- **Supplied data**:
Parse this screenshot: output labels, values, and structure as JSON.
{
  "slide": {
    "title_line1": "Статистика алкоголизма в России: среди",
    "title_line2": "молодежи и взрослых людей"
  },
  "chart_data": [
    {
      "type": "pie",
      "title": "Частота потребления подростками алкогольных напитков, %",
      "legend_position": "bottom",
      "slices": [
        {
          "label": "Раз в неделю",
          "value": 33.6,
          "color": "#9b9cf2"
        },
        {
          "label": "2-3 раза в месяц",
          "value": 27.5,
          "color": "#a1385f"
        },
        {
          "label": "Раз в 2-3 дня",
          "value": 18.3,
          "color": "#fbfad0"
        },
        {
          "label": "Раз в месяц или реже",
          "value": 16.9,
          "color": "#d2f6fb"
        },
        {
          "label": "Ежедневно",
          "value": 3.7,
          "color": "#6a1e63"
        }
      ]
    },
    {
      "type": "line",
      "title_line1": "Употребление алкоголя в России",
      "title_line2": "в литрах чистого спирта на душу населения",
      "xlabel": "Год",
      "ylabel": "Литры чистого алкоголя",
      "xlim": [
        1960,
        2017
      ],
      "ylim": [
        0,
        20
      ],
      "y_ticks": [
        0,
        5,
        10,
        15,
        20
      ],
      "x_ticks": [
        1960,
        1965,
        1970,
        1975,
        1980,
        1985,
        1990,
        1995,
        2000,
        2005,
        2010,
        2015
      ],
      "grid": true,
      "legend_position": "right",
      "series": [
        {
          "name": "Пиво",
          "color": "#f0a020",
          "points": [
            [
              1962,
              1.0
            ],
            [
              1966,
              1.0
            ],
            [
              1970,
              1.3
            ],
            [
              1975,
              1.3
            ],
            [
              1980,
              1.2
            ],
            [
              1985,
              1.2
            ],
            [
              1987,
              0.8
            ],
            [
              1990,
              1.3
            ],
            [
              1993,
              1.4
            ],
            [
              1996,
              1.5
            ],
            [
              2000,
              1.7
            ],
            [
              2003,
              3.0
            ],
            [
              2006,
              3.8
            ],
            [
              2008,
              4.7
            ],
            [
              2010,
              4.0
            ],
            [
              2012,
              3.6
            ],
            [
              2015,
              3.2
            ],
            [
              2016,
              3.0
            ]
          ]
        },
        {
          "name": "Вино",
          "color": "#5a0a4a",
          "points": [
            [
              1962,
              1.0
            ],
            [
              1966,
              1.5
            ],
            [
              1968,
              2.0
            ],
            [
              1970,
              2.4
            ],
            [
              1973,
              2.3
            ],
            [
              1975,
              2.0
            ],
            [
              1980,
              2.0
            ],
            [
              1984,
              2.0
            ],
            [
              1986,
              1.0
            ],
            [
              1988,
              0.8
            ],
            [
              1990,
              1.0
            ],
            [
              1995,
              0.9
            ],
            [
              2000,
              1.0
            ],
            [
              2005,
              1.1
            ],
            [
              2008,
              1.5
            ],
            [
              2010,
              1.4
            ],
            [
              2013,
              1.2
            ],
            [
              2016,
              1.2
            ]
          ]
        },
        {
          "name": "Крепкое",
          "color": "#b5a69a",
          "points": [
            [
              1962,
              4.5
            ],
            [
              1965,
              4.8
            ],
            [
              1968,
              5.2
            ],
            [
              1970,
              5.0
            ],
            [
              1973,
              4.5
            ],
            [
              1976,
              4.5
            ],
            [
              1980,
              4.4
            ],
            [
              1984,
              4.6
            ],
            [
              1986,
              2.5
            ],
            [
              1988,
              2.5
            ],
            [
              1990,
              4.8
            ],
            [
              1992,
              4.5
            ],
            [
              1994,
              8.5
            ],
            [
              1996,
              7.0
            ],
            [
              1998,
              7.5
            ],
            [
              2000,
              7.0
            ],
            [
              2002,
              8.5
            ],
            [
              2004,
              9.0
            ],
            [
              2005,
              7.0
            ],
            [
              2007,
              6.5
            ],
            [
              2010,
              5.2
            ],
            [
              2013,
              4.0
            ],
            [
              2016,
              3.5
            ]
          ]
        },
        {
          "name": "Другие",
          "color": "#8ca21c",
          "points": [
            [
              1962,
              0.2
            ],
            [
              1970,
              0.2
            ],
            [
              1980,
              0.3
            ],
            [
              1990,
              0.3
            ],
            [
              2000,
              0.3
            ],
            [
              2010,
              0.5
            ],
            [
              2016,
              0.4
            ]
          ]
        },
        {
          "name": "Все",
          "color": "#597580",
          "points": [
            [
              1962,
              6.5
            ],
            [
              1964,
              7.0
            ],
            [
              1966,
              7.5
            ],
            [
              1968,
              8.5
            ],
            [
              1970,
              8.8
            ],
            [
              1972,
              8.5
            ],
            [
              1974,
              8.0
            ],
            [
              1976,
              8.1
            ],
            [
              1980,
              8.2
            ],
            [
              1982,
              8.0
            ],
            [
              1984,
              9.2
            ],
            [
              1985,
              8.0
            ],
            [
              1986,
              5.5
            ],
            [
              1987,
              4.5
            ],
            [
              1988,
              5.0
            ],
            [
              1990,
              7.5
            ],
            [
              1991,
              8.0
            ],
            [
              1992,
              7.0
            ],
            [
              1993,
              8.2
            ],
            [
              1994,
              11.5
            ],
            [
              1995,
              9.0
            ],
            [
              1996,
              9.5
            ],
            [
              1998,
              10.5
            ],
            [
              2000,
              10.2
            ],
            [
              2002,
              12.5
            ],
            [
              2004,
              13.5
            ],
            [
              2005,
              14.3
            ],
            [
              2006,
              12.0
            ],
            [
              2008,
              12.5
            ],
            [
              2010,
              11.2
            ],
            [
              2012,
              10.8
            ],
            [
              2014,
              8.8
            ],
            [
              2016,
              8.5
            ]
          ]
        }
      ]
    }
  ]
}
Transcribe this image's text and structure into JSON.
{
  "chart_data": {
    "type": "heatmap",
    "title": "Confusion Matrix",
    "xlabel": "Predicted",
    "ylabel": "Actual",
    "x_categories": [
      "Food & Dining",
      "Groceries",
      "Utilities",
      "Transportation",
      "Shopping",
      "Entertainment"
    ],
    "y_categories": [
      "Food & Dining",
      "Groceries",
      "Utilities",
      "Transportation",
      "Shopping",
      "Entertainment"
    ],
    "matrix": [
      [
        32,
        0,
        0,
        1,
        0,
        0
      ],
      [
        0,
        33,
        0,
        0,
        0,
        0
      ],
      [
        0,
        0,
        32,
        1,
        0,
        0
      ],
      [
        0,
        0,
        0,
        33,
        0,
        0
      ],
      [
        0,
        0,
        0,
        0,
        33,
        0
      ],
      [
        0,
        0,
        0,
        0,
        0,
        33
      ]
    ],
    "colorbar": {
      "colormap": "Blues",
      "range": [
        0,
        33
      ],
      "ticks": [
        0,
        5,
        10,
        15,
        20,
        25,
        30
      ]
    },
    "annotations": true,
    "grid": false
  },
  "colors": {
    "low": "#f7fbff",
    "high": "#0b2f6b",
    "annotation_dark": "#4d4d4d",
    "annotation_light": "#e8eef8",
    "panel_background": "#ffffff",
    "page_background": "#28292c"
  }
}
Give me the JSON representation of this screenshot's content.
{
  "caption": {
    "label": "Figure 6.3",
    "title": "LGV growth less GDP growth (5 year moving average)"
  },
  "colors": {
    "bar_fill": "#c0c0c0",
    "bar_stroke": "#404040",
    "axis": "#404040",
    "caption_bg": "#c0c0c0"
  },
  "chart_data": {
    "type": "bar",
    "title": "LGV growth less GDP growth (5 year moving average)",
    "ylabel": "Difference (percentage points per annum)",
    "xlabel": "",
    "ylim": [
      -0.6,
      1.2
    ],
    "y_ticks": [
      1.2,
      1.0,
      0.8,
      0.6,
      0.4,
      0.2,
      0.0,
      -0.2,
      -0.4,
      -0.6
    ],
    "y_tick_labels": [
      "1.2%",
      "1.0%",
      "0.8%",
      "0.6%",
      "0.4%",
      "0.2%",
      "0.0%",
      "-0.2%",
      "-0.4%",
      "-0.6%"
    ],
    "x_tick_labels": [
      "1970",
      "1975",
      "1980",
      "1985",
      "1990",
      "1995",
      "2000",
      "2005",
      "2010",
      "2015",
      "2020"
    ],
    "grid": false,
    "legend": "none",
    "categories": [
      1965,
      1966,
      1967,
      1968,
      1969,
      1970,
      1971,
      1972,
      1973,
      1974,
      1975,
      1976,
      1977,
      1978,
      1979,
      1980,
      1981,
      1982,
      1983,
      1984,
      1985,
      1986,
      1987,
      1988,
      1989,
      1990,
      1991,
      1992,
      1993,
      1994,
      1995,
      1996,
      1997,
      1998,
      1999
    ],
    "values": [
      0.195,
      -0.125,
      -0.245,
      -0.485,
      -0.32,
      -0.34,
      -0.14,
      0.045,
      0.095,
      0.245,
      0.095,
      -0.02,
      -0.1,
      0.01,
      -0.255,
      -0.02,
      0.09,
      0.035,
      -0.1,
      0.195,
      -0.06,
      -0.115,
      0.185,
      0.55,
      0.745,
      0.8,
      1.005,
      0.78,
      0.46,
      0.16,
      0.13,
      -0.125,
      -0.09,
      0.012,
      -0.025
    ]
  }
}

- **Do this**:
Note each line of the entries that has "screenshot" in it, and copy those lines.

- **Problem solution**:
Parse this screenshot: output labels, values, and structure as JSON.
Give me the JSON representation of this screenshot's content.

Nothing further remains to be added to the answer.